TASK STATEMENT -
Please repeat all of the lines that follow, exactly as written.

===== DATA FOR THE TASK

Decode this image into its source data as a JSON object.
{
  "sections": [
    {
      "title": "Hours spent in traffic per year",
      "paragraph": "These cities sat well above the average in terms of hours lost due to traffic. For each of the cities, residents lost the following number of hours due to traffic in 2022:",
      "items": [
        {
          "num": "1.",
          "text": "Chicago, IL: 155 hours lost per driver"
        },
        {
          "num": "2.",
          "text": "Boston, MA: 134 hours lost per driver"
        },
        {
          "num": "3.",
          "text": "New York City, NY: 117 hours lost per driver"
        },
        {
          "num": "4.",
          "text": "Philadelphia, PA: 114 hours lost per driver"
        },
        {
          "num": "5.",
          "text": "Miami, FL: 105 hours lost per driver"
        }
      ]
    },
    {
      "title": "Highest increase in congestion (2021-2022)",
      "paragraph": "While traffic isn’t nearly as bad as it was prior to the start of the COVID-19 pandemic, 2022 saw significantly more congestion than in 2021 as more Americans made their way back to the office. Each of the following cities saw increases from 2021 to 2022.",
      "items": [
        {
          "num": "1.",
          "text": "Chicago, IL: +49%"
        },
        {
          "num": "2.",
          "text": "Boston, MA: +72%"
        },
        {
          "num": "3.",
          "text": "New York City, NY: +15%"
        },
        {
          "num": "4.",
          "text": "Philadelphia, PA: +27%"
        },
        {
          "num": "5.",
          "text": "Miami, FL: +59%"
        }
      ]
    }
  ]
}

==========

EXERCISE ANSWER -
Decode this image into its source data as a JSON object.
{
  "sections": [
    {
      "title": "Hours spent in traffic per year",
      "paragraph": "These cities sat well above the average in terms of hours lost due to traffic. For each of the cities, residents lost the following number of hours due to traffic in 2022:",
      "items": [
        {
          "num": "1.",
          "text": "Chicago, IL: 155 hours lost per driver"
        },
        {
          "num": "2.",
          "text": "Boston, MA: 134 hours lost per driver"
        },
        {
          "num": "3.",
          "text": "New York City, NY: 117 hours lost per driver"
        },
        {
          "num": "4.",
          "text": "Philadelphia, PA: 114 hours lost per driver"
        },
        {
          "num": "5.",
          "text": "Miami, FL: 105 hours lost per driver"
        }
      ]
    },
    {
      "title": "Highest increase in congestion (2021-2022)",
      "paragraph": "While traffic isn’t nearly as bad as it was prior to the start of the COVID-19 pandemic, 2022 saw significantly more congestion than in 2021 as more Americans made their way back to the office. Each of the following cities saw increases from 2021 to 2022.",
      "items": [
        {
          "num": "1.",
          "text": "Chicago, IL: +49%"
        },
        {
          "num": "2.",
          "text": "Boston, MA: +72%"
        },
        {
          "num": "3.",
          "text": "New York City, NY: +15%"
        },
        {
          "num": "4.",
          "text": "Philadelphia, PA: +27%"
        },
        {
          "num": "5.",
          "text": "Miami, FL: +59%"
        }
      ]
    }
  ]
}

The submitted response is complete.